Collection entries
☆ ☆ ☆ ☆

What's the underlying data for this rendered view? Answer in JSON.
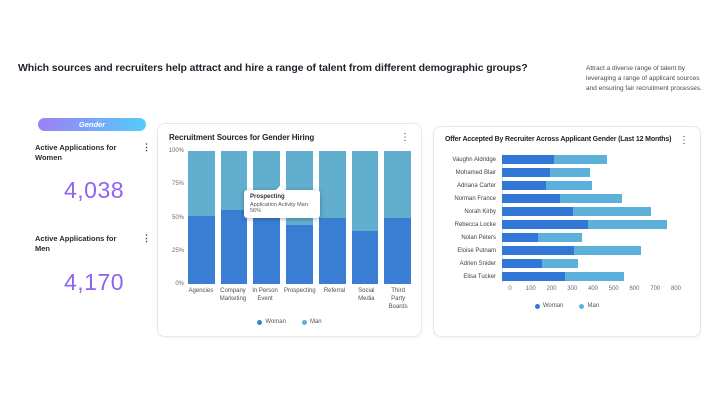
{
  "header": {
    "question": "Which sources and recruiters help attract and hire a range of talent from different demographic groups?",
    "note": "Attract a diverse range of talent by leveraging a range of applicant sources and ensuring fair recruitment processes."
  },
  "icons": {
    "kebab": "⋮"
  },
  "colors": {
    "kpi_value": "#8d63f1",
    "pill_gradient_start": "#9d80f6",
    "pill_gradient_end": "#55ccfa"
  },
  "sidebar": {
    "badge": "Gender",
    "kpis": [
      {
        "label": "Active Applications for Women",
        "value": "4,038"
      },
      {
        "label": "Active Applications for Men",
        "value": "4,170"
      }
    ]
  },
  "chart_data": [
    {
      "type": "bar",
      "stacked": true,
      "title": "Recruitment Sources for Gender Hiring",
      "categories": [
        "Agencies",
        "Company Marketing",
        "In Person Event",
        "Prospecting",
        "Referral",
        "Social Media",
        "Third Party Boards"
      ],
      "series": [
        {
          "name": "Woman",
          "color": "#3a7ed3",
          "values": [
            51,
            56,
            63,
            44,
            50,
            40,
            50
          ]
        },
        {
          "name": "Man",
          "color": "#62aecf",
          "values": [
            49,
            44,
            37,
            56,
            50,
            60,
            50
          ]
        }
      ],
      "ylim": [
        0,
        100
      ],
      "y_ticks": [
        "100%",
        "75%",
        "50%",
        "25%",
        "0%"
      ],
      "legend_position": "bottom",
      "tooltip": {
        "title": "Prospecting",
        "line": "Application Activity Man: 56%"
      }
    },
    {
      "type": "bar",
      "orientation": "horizontal",
      "stacked": true,
      "title": "Offer Accepted By Recruiter Across Applicant Gender (Last 12 Months)",
      "categories": [
        "Vaughn Aldridge",
        "Mohamed Blair",
        "Adriana Carter",
        "Norman France",
        "Norah Kirby",
        "Rebecca Locke",
        "Nolan Peters",
        "Eloise Putnam",
        "Adrien Snider",
        "Elisa Tucker"
      ],
      "series": [
        {
          "name": "Woman",
          "color": "#3377d6",
          "values": [
            225,
            205,
            190,
            250,
            305,
            370,
            155,
            310,
            170,
            270
          ]
        },
        {
          "name": "Man",
          "color": "#5db0d9",
          "values": [
            225,
            175,
            195,
            265,
            335,
            340,
            190,
            290,
            155,
            255
          ]
        }
      ],
      "xlim": [
        0,
        800
      ],
      "x_ticks": [
        0,
        100,
        200,
        300,
        400,
        500,
        600,
        700,
        800
      ],
      "legend_position": "bottom"
    }
  ]
}
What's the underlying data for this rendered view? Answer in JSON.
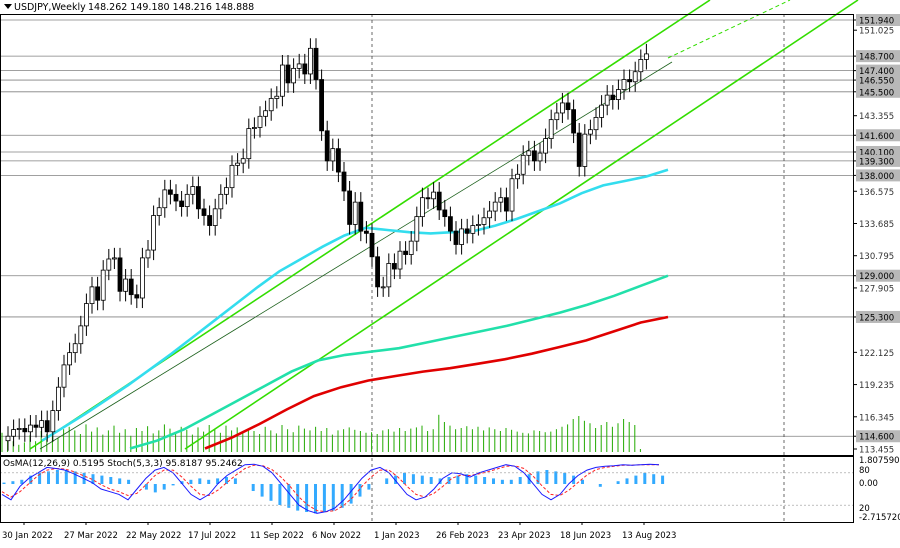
{
  "header": {
    "symbol_label": "USDJPY,Weekly",
    "ohlc_label": "148.262 149.180 148.216 148.888"
  },
  "indicator_label": "OsMA(12,26,9) 0.5195 Stoch(5,3,3) 95.8187 95.2462",
  "colors": {
    "background": "#ffffff",
    "candle": "#000000",
    "ema_fast": "#33ddee",
    "ema_mid": "#22e0aa",
    "ema_slow": "#e00000",
    "channel": "#33dd00",
    "hline": "#808080",
    "volume": "#22aa00",
    "osma": "#33aaff",
    "stoch_main": "#1a1aff",
    "stoch_signal": "#ff2222"
  },
  "chart_data": {
    "type": "candlestick",
    "ylim": [
      113.455,
      153.5
    ],
    "price_ticks": [
      "151.940",
      "151.025",
      "148.700",
      "147.400",
      "146.550",
      "145.500",
      "143.355",
      "141.600",
      "140.100",
      "139.300",
      "138.000",
      "136.575",
      "133.685",
      "130.795",
      "129.000",
      "127.905",
      "125.300",
      "122.125",
      "119.235",
      "116.345",
      "114.600",
      "113.455"
    ],
    "level_labels": [
      "151.940",
      "148.700",
      "147.400",
      "146.550",
      "145.500",
      "141.600",
      "140.100",
      "139.300",
      "138.000",
      "129.000",
      "125.300",
      "114.600"
    ],
    "x_labels": [
      "30 Jan 2022",
      "27 Mar 2022",
      "22 May 2022",
      "17 Jul 2022",
      "11 Sep 2022",
      "6 Nov 2022",
      "1 Jan 2023",
      "26 Feb 2023",
      "23 Apr 2023",
      "18 Jun 2023",
      "13 Aug 2023"
    ],
    "close": [
      114.6,
      115.2,
      115.3,
      115.0,
      115.6,
      115.4,
      116.0,
      115.0,
      116.9,
      119.0,
      121.0,
      122.1,
      122.9,
      124.5,
      126.5,
      128.0,
      126.8,
      129.5,
      130.5,
      130.6,
      127.6,
      128.7,
      127.3,
      127.0,
      130.6,
      131.3,
      134.4,
      135.1,
      136.7,
      136.3,
      135.7,
      135.2,
      136.3,
      137.0,
      135.0,
      134.4,
      133.5,
      135.0,
      136.3,
      136.9,
      138.9,
      139.1,
      139.5,
      142.2,
      142.3,
      143.3,
      143.8,
      144.9,
      145.1,
      147.9,
      146.3,
      147.6,
      148.0,
      147.1,
      149.4,
      146.6,
      142.0,
      139.3,
      140.4,
      138.3,
      136.6,
      133.6,
      135.6,
      133.0,
      132.8,
      130.7,
      128.0,
      128.0,
      130.1,
      129.6,
      131.2,
      130.9,
      132.1,
      134.3,
      136.0,
      135.9,
      136.5,
      134.9,
      134.3,
      133.0,
      131.8,
      133.2,
      132.8,
      133.5,
      133.6,
      134.2,
      134.8,
      135.6,
      136.0,
      134.8,
      137.7,
      138.1,
      139.8,
      140.2,
      139.3,
      140.0,
      141.3,
      143.0,
      143.6,
      144.5,
      143.9,
      141.8,
      138.8,
      141.7,
      142.1,
      143.2,
      144.3,
      145.2,
      144.8,
      145.7,
      146.6,
      146.4,
      147.3,
      148.4,
      148.9
    ],
    "ema_fast": [
      114.2,
      115.4,
      116.6,
      117.9,
      119.2,
      120.6,
      122.0,
      123.5,
      125.0,
      126.5,
      128.0,
      129.4,
      130.5,
      131.6,
      132.6,
      133.3,
      133.1,
      132.9,
      132.8,
      132.9,
      133.0,
      133.5,
      134.1,
      134.8,
      135.5,
      136.4,
      137.1,
      137.5,
      137.9,
      138.5
    ],
    "ema_mid": [
      113.5,
      114.2,
      115.2,
      116.5,
      117.8,
      119.1,
      120.4,
      121.4,
      121.9,
      122.2,
      122.5,
      123.0,
      123.5,
      124.0,
      124.5,
      125.1,
      125.7,
      126.4,
      127.2,
      128.1,
      129.0
    ],
    "ema_slow": [
      113.5,
      114.5,
      115.7,
      117.0,
      118.2,
      119.0,
      119.6,
      120.0,
      120.4,
      120.7,
      121.1,
      121.5,
      122.0,
      122.6,
      123.2,
      124.0,
      124.8,
      125.3
    ],
    "volume": [
      0.32,
      0.24,
      0.18,
      0.12,
      0.16,
      0.28,
      0.18,
      0.35,
      0.3,
      0.32,
      0.24,
      0.38,
      0.42,
      0.36,
      0.3,
      0.46,
      0.34,
      0.41,
      0.29,
      0.36,
      0.44,
      0.32,
      0.38,
      0.27,
      0.4,
      0.35,
      0.43,
      0.31,
      0.36,
      0.46,
      0.39,
      0.33,
      0.42,
      0.37,
      0.29,
      0.41,
      0.34,
      0.45,
      0.38,
      0.32,
      0.44,
      0.36,
      0.41,
      0.33,
      0.39,
      0.35,
      0.3,
      0.42,
      0.36,
      0.31,
      0.45,
      0.38,
      0.33,
      0.44,
      0.39,
      0.36,
      0.42,
      0.35,
      0.4,
      0.29,
      0.36,
      0.38,
      0.41,
      0.37,
      0.35,
      0.32,
      0.33,
      0.3,
      0.36,
      0.38,
      0.34,
      0.4,
      0.35,
      0.39,
      0.41,
      0.44,
      0.35,
      0.38,
      0.62,
      0.5,
      0.44,
      0.38,
      0.4,
      0.43,
      0.38,
      0.42,
      0.36,
      0.41,
      0.38,
      0.35,
      0.4,
      0.37,
      0.34,
      0.32,
      0.31,
      0.36,
      0.35,
      0.33,
      0.34,
      0.38,
      0.42,
      0.46,
      0.55,
      0.6,
      0.52,
      0.48,
      0.4,
      0.45,
      0.5,
      0.42,
      0.48,
      0.55,
      0.5,
      0.45,
      0.05
    ],
    "osma": [
      0.1,
      0.2,
      0.3,
      0.6,
      0.8,
      0.9,
      1.0,
      1.0,
      0.9,
      0.8,
      0.7,
      0.6,
      0.5,
      0.4,
      0.3,
      0.0,
      -0.4,
      -0.6,
      -0.4,
      -0.1,
      0.2,
      0.3,
      0.4,
      0.3,
      0.4,
      0.5,
      0.4,
      0.0,
      -0.5,
      -0.9,
      -1.2,
      -1.5,
      -1.7,
      -1.9,
      -2.0,
      -2.1,
      -2.0,
      -1.9,
      -1.7,
      -1.4,
      -0.9,
      -0.4,
      0.0,
      0.4,
      0.6,
      0.8,
      0.7,
      0.6,
      0.5,
      0.4,
      0.5,
      0.6,
      0.7,
      0.6,
      0.5,
      0.4,
      0.3,
      0.3,
      0.5,
      0.7,
      0.9,
      1.0,
      0.9,
      0.8,
      0.6,
      0.3,
      0.0,
      -0.2,
      0.0,
      0.2,
      0.4,
      0.6,
      0.8,
      0.7,
      0.6
    ],
    "stoch_main": [
      40,
      30,
      55,
      70,
      80,
      90,
      88,
      85,
      78,
      70,
      62,
      50,
      45,
      40,
      30,
      50,
      70,
      85,
      90,
      80,
      60,
      40,
      30,
      40,
      60,
      75,
      85,
      95,
      96,
      92,
      80,
      60,
      40,
      20,
      10,
      5,
      8,
      15,
      30,
      50,
      70,
      85,
      90,
      80,
      60,
      40,
      30,
      35,
      50,
      70,
      80,
      78,
      72,
      80,
      85,
      90,
      95,
      92,
      80,
      60,
      40,
      30,
      40,
      60,
      75,
      85,
      90,
      92,
      93,
      95,
      94,
      95,
      96,
      95
    ],
    "stoch_signal": [
      45,
      35,
      45,
      60,
      75,
      85,
      88,
      87,
      82,
      75,
      68,
      58,
      50,
      45,
      38,
      42,
      58,
      75,
      85,
      85,
      72,
      55,
      40,
      38,
      48,
      62,
      76,
      88,
      94,
      93,
      86,
      72,
      55,
      35,
      20,
      10,
      8,
      10,
      20,
      35,
      55,
      72,
      85,
      85,
      72,
      55,
      40,
      35,
      42,
      55,
      70,
      76,
      75,
      78,
      82,
      87,
      92,
      93,
      88,
      74,
      56,
      40,
      38,
      48,
      62,
      76,
      86,
      90,
      92,
      94,
      94,
      95,
      95,
      95
    ],
    "osc_ticks": [
      "1.807590",
      "80",
      "0.00",
      "20",
      "-2.715720"
    ]
  }
}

☆ ☆ ☆ ☆

Requirement - Which lines in the data above contain "Active"? Show each one.

Correct result -
        "label": "Active Applications for Women",
        "label": "Active Applications for Men",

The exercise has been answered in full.